(Entries from a dataset)
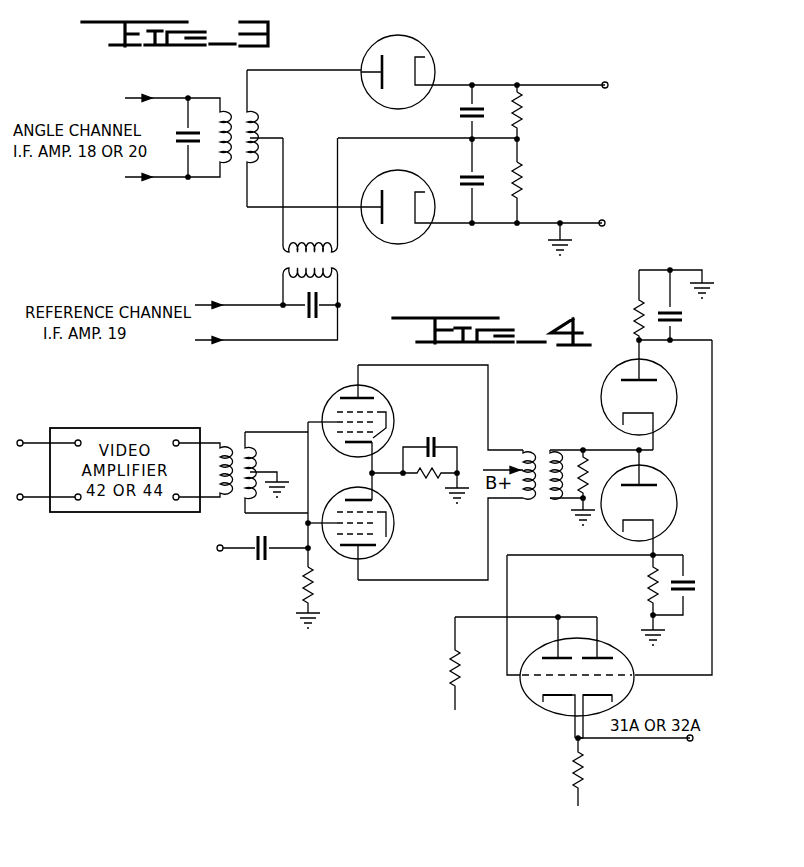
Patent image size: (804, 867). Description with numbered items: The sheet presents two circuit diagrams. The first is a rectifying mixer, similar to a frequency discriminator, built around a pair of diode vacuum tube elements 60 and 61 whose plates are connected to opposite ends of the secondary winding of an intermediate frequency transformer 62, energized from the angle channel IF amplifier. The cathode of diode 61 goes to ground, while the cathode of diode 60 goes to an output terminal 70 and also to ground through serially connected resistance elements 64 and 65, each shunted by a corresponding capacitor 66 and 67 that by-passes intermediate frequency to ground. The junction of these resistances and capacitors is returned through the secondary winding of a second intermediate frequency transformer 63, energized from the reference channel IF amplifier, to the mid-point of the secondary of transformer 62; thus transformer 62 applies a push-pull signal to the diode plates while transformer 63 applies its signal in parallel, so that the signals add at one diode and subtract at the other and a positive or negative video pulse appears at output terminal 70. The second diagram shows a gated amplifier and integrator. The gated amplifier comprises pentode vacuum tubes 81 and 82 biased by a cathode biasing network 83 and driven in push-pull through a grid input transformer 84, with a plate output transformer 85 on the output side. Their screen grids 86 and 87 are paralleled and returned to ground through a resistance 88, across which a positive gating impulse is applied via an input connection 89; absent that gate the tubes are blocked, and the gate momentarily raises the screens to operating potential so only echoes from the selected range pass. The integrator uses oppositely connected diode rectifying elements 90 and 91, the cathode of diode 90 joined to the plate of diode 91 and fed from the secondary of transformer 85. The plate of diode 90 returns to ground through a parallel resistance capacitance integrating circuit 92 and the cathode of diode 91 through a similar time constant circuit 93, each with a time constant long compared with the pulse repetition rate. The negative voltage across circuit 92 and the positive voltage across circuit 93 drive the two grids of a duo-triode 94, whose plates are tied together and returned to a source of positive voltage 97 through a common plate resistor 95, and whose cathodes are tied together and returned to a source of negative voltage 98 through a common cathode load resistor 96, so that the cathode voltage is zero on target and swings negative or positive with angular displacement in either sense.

In FIG. 3, the diode vacuum tube element 60 is at (429, 57).
In FIG. 3, the diode vacuum tube element 61 is at (426, 234).
In FIG. 3, the intermediate frequency transformer 62 is at (229, 114).
In FIG. 3, the intermediate frequency transformer 63 is at (335, 259).
In FIG. 3, the resistance element 64 is at (521, 114).
In FIG. 3, the resistance element 65 is at (521, 180).
In FIG. 3, the capacitor 66 is at (460, 112).
In FIG. 3, the capacitor 67 is at (460, 179).
In FIG. 3, the output terminal 70 is at (608, 85).
In FIG. 4, the pentode vacuum tube 81 is at (390, 409).
In FIG. 4, the pentode vacuum tube 82 is at (393, 548).
In FIG. 4, the cathode biasing network 83 is at (440, 452).
In FIG. 4, the grid input transformer 84 is at (232, 449).
In FIG. 4, the plate output transformer 85 is at (546, 458).
In FIG. 4, the screen grid 86 is at (315, 418).
In FIG. 4, the screen grid 87 is at (312, 521).
In FIG. 4, the resistance 88 is at (328, 586).
In FIG. 4, the input connection 89 is at (217, 549).
In FIG. 4, the diode rectifying element 90 is at (602, 395).
In FIG. 4, the diode rectifying element 91 is at (621, 533).
In FIG. 4, the parallel resistance capacitance integrating circuit 92 is at (634, 316).
In FIG. 4, the time constant circuit 93 is at (646, 590).
In FIG. 4, the duo-triode 94 is at (631, 670).
In FIG. 4, the common plate resistor 95 is at (459, 669).
In FIG. 4, the common cathode load resistor 96 is at (583, 779).
In FIG. 4, the source of predetermined positive voltage 97 is at (465, 728).
In FIG. 4, the source of negative voltage 98 is at (589, 823).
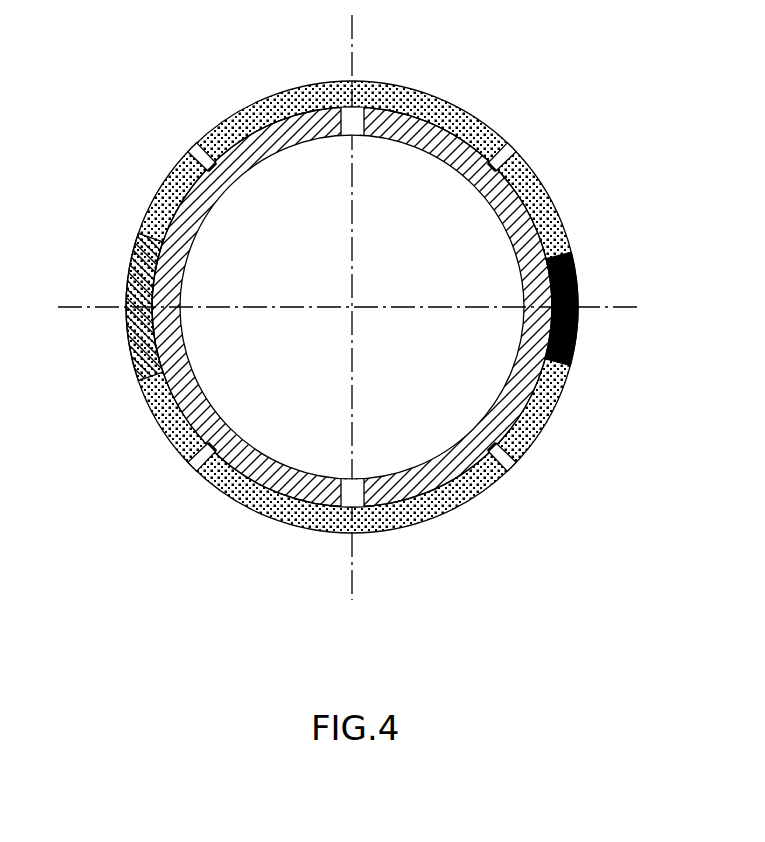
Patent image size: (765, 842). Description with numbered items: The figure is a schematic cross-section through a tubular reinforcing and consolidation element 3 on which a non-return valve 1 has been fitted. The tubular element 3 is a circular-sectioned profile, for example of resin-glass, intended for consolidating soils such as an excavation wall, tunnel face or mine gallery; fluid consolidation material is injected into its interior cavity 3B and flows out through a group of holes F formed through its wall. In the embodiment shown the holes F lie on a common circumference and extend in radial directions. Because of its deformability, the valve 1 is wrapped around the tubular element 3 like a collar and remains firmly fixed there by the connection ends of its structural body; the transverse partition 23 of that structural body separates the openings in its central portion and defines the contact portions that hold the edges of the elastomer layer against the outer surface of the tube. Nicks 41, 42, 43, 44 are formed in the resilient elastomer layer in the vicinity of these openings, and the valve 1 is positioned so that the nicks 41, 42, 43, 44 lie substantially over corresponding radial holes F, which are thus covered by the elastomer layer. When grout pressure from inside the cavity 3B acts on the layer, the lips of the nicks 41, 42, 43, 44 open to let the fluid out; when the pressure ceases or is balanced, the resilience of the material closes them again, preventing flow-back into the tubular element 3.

The non-return valve 1 is at (158, 428).
The tubular reinforcing and consolidation element 3 is at (552, 410).
The cavity 3B is at (447, 392).
The transverse partition 23 is at (130, 345).
The nick 41 is at (505, 148).
The nick 42 is at (207, 148).
The nick 43 is at (205, 468).
The nick 44 is at (503, 473).
The radial hole F is at (360, 112).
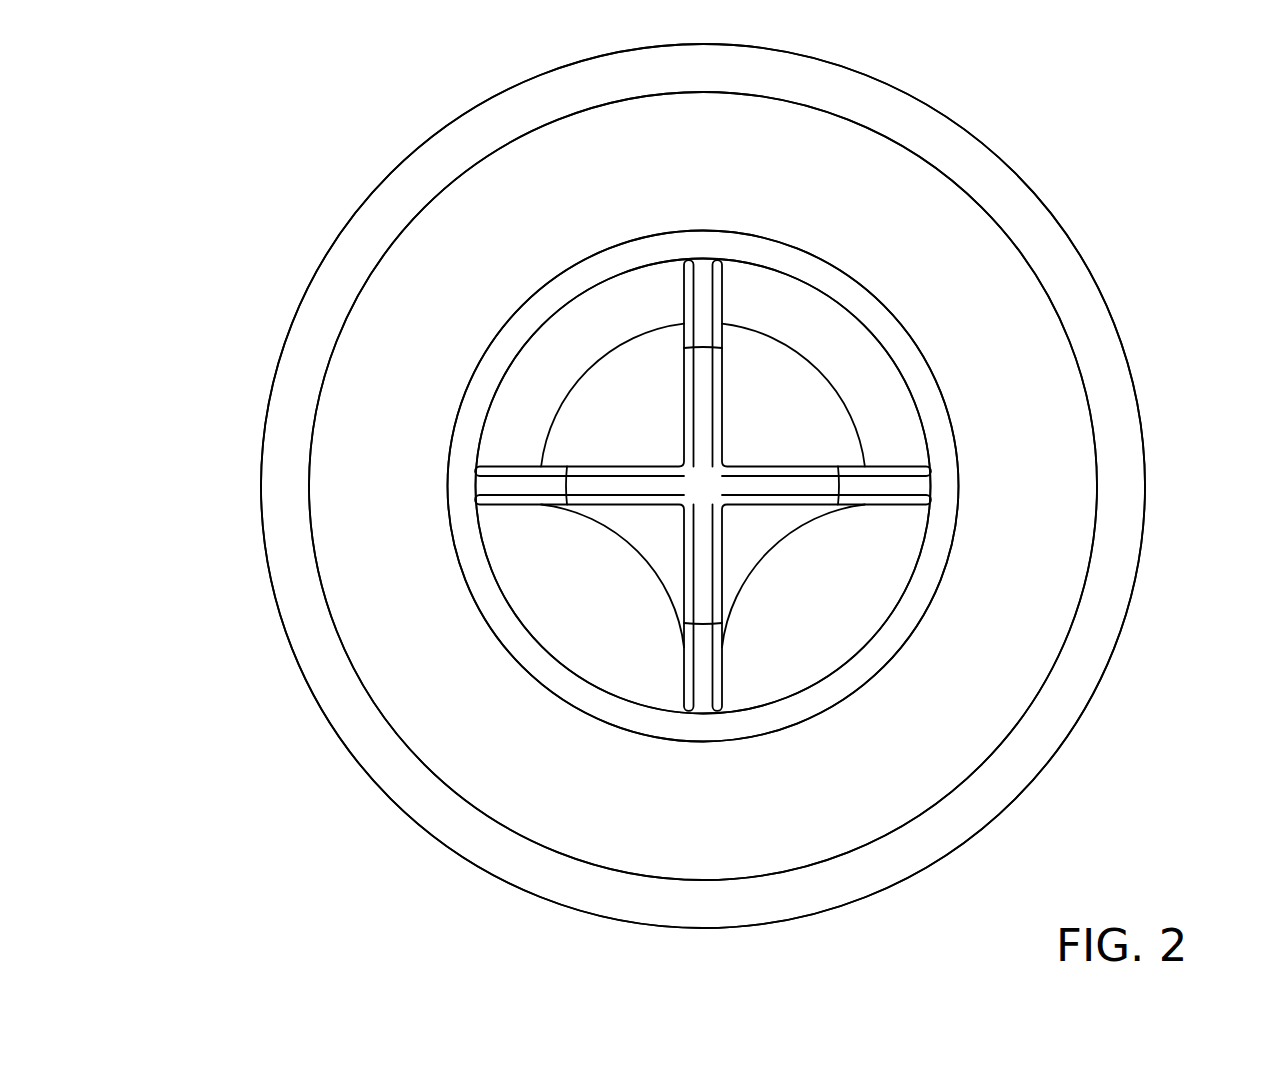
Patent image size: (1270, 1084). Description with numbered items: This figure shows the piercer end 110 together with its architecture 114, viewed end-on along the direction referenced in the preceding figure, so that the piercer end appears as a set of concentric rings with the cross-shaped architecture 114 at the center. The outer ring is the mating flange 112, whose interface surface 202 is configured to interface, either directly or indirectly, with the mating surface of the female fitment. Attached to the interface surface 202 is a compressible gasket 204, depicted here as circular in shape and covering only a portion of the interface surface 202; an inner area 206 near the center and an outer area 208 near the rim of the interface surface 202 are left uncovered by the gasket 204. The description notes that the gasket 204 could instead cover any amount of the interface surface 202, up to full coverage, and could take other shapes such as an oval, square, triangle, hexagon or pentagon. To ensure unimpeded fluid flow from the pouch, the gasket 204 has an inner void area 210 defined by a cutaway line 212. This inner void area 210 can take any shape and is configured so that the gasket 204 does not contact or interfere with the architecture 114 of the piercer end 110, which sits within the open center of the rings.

The piercer end 110 is at (703, 505).
The mating flange 112 is at (378, 187).
The architecture 114 is at (804, 481).
The interface surface 202 is at (942, 522).
The compressible gasket 204 is at (412, 595).
The inner area 206 is at (530, 322).
The outer area 208 is at (303, 527).
The inner void area 210 is at (775, 715).
The cutaway line 212 is at (647, 737).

■ TO DO: Please reproduce every line of the records above word for word, leaving out the pictures.

■ TASK SOLUTION:
Patent image size: (804, 867). Description with numbered items: The sheet presents two circuit diagrams. The first is a rectifying mixer, similar to a frequency discriminator, built around a pair of diode vacuum tube elements 60 and 61 whose plates are connected to opposite ends of the secondary winding of an intermediate frequency transformer 62, energized from the angle channel IF amplifier. The cathode of diode 61 goes to ground, while the cathode of diode 60 goes to an output terminal 70 and also to ground through serially connected resistance elements 64 and 65, each shunted by a corresponding capacitor 66 and 67 that by-passes intermediate frequency to ground. The junction of these resistances and capacitors is returned through the secondary winding of a second intermediate frequency transformer 63, energized from the reference channel IF amplifier, to the mid-point of the secondary of transformer 62; thus transformer 62 applies a push-pull signal to the diode plates while transformer 63 applies its signal in parallel, so that the signals add at one diode and subtract at the other and a positive or negative video pulse appears at output terminal 70. The second diagram shows a gated amplifier and integrator. The gated amplifier comprises pentode vacuum tubes 81 and 82 biased by a cathode biasing network 83 and driven in push-pull through a grid input transformer 84, with a plate output transformer 85 on the output side. Their screen grids 86 and 87 are paralleled and returned to ground through a resistance 88, across which a positive gating impulse is applied via an input connection 89; absent that gate the tubes are blocked, and the gate momentarily raises the screens to operating potential so only echoes from the selected range pass. The integrator uses oppositely connected diode rectifying elements 90 and 91, the cathode of diode 90 joined to the plate of diode 91 and fed from the secondary of transformer 85. The plate of diode 90 returns to ground through a parallel resistance capacitance integrating circuit 92 and the cathode of diode 91 through a similar time constant circuit 93, each with a time constant long compared with the pulse repetition rate. The negative voltage across circuit 92 and the positive voltage across circuit 93 drive the two grids of a duo-triode 94, whose plates are tied together and returned to a source of positive voltage 97 through a common plate resistor 95, and whose cathodes are tied together and returned to a source of negative voltage 98 through a common cathode load resistor 96, so that the cathode voltage is zero on target and swings negative or positive with angular displacement in either sense.

In FIG. 3, the diode vacuum tube element 60 is at (429, 57).
In FIG. 3, the diode vacuum tube element 61 is at (426, 234).
In FIG. 3, the intermediate frequency transformer 62 is at (229, 114).
In FIG. 3, the intermediate frequency transformer 63 is at (335, 259).
In FIG. 3, the resistance element 64 is at (521, 114).
In FIG. 3, the resistance element 65 is at (521, 180).
In FIG. 3, the capacitor 66 is at (460, 112).
In FIG. 3, the capacitor 67 is at (460, 179).
In FIG. 3, the output terminal 70 is at (608, 85).
In FIG. 4, the pentode vacuum tube 81 is at (390, 409).
In FIG. 4, the pentode vacuum tube 82 is at (393, 548).
In FIG. 4, the cathode biasing network 83 is at (440, 452).
In FIG. 4, the grid input transformer 84 is at (232, 449).
In FIG. 4, the plate output transformer 85 is at (546, 458).
In FIG. 4, the screen grid 86 is at (315, 418).
In FIG. 4, the screen grid 87 is at (312, 521).
In FIG. 4, the resistance 88 is at (328, 586).
In FIG. 4, the input connection 89 is at (217, 549).
In FIG. 4, the diode rectifying element 90 is at (602, 395).
In FIG. 4, the diode rectifying element 91 is at (621, 533).
In FIG. 4, the parallel resistance capacitance integrating circuit 92 is at (634, 316).
In FIG. 4, the time constant circuit 93 is at (646, 590).
In FIG. 4, the duo-triode 94 is at (631, 670).
In FIG. 4, the common plate resistor 95 is at (459, 669).
In FIG. 4, the common cathode load resistor 96 is at (583, 779).
In FIG. 4, the source of predetermined positive voltage 97 is at (465, 728).
In FIG. 4, the source of negative voltage 98 is at (589, 823).
Patent image size: (765, 842). Description with numbered items: The figure is a schematic cross-section through a tubular reinforcing and consolidation element 3 on which a non-return valve 1 has been fitted. The tubular element 3 is a circular-sectioned profile, for example of resin-glass, intended for consolidating soils such as an excavation wall, tunnel face or mine gallery; fluid consolidation material is injected into its interior cavity 3B and flows out through a group of holes F formed through its wall. In the embodiment shown the holes F lie on a common circumference and extend in radial directions. Because of its deformability, the valve 1 is wrapped around the tubular element 3 like a collar and remains firmly fixed there by the connection ends of its structural body; the transverse partition 23 of that structural body separates the openings in its central portion and defines the contact portions that hold the edges of the elastomer layer against the outer surface of the tube. Nicks 41, 42, 43, 44 are formed in the resilient elastomer layer in the vicinity of these openings, and the valve 1 is positioned so that the nicks 41, 42, 43, 44 lie substantially over corresponding radial holes F, which are thus covered by the elastomer layer. When grout pressure from inside the cavity 3B acts on the layer, the lips of the nicks 41, 42, 43, 44 open to let the fluid out; when the pressure ceases or is balanced, the resilience of the material closes them again, preventing flow-back into the tubular element 3.

The non-return valve 1 is at (158, 428).
The tubular reinforcing and consolidation element 3 is at (552, 410).
The cavity 3B is at (447, 392).
The transverse partition 23 is at (130, 345).
The nick 41 is at (505, 148).
The nick 42 is at (207, 148).
The nick 43 is at (205, 468).
The nick 44 is at (503, 473).
The radial hole F is at (360, 112).
Patent image size: (1270, 1084). Description with numbered items: This figure shows the piercer end 110 together with its architecture 114, viewed end-on along the direction referenced in the preceding figure, so that the piercer end appears as a set of concentric rings with the cross-shaped architecture 114 at the center. The outer ring is the mating flange 112, whose interface surface 202 is configured to interface, either directly or indirectly, with the mating surface of the female fitment. Attached to the interface surface 202 is a compressible gasket 204, depicted here as circular in shape and covering only a portion of the interface surface 202; an inner area 206 near the center and an outer area 208 near the rim of the interface surface 202 are left uncovered by the gasket 204. The description notes that the gasket 204 could instead cover any amount of the interface surface 202, up to full coverage, and could take other shapes such as an oval, square, triangle, hexagon or pentagon. To ensure unimpeded fluid flow from the pouch, the gasket 204 has an inner void area 210 defined by a cutaway line 212. This inner void area 210 can take any shape and is configured so that the gasket 204 does not contact or interfere with the architecture 114 of the piercer end 110, which sits within the open center of the rings.

The piercer end 110 is at (703, 505).
The mating flange 112 is at (378, 187).
The architecture 114 is at (804, 481).
The interface surface 202 is at (942, 522).
The compressible gasket 204 is at (412, 595).
The inner area 206 is at (530, 322).
The outer area 208 is at (303, 527).
The inner void area 210 is at (775, 715).
The cutaway line 212 is at (647, 737).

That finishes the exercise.